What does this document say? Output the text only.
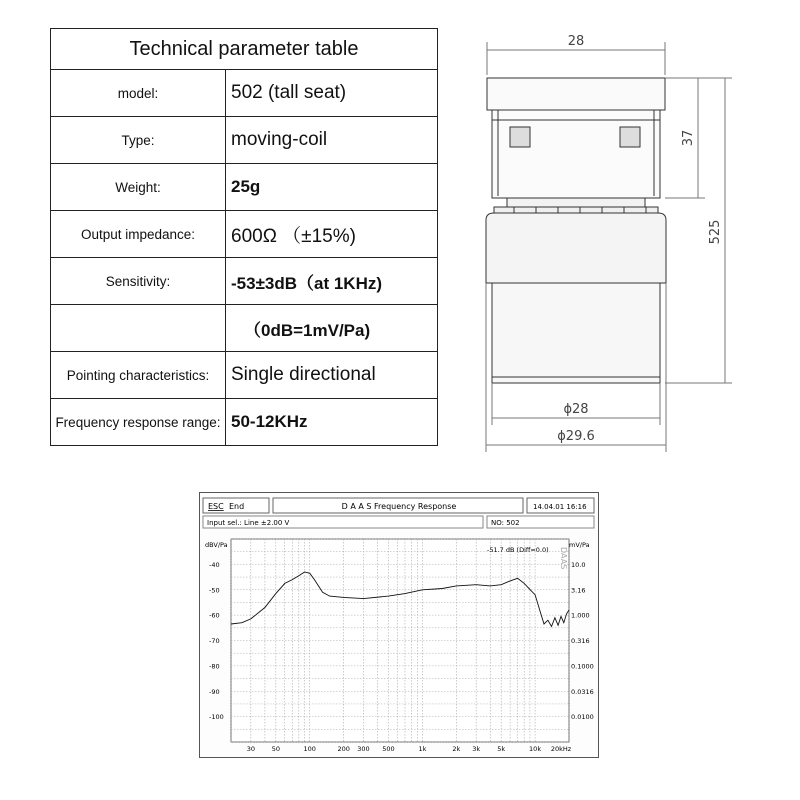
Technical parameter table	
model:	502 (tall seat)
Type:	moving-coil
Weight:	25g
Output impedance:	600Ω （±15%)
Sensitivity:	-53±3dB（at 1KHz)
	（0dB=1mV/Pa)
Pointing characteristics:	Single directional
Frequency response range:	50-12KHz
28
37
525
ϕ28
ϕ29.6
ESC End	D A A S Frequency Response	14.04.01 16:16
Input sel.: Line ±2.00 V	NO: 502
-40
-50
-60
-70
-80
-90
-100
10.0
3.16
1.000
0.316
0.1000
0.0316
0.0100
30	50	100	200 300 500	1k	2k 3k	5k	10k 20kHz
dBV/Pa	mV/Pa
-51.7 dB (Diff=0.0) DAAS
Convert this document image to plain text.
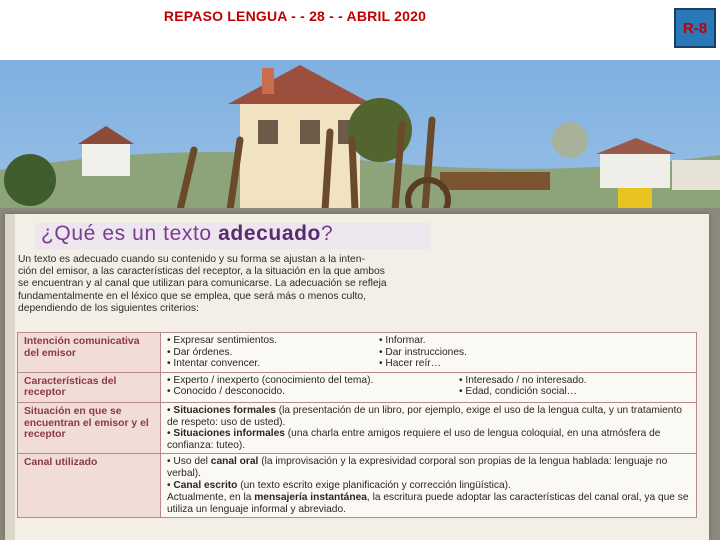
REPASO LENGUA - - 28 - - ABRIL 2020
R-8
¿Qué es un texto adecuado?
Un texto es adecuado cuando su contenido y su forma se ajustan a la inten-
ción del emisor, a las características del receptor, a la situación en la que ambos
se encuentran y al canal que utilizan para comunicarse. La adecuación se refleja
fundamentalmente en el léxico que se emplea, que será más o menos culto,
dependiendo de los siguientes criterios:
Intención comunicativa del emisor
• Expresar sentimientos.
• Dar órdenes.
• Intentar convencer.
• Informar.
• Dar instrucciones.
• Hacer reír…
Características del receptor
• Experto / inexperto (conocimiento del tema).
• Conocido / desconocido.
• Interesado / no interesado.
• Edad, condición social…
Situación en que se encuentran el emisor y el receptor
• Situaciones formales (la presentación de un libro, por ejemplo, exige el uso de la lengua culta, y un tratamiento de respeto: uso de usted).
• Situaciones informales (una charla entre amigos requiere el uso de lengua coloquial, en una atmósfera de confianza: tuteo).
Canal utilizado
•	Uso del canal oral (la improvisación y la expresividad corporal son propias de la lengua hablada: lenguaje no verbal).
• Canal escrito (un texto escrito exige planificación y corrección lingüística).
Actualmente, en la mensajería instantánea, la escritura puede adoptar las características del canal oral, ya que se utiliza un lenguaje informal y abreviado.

....................

WORK TO BE COMPLETED ->
Going through the data, tally the lines containing "oral" and report only the result.

RESULT OF THIS EXERCISE ->
2